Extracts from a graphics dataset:
"""

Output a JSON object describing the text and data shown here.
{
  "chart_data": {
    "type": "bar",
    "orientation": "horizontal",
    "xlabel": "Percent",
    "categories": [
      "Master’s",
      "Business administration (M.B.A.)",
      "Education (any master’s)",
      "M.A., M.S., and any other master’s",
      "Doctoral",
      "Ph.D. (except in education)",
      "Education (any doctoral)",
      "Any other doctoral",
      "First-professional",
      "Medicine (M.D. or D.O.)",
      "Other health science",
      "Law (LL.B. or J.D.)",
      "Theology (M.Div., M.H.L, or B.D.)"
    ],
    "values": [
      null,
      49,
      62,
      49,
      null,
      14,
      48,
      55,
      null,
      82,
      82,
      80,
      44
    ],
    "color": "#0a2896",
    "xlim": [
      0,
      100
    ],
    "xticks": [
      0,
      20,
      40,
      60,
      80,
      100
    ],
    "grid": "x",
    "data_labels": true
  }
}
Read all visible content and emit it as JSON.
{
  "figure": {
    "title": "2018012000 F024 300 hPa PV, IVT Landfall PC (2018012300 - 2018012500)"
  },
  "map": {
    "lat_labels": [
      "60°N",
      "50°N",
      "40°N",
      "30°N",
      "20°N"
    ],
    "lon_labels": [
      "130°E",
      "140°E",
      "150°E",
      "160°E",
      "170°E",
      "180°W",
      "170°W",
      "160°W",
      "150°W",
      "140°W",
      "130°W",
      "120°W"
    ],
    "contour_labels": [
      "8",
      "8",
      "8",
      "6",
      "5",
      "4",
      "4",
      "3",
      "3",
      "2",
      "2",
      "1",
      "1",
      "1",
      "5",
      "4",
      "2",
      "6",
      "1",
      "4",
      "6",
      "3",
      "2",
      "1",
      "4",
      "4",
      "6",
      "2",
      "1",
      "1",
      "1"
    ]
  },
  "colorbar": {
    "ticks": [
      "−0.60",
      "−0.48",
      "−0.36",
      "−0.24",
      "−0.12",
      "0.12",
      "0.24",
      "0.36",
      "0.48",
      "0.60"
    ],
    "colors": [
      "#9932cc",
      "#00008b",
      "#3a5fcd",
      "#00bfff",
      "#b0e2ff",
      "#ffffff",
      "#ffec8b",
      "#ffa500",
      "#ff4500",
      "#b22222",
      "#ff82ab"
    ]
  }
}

"""

- [PROBLEM TO SOLVE]: Note every line above where the string "JSON" shows up, and copy those lines.

- [TASK RESULT]:
Output a JSON object describing the text and data shown here.
Read all visible content and emit it as JSON.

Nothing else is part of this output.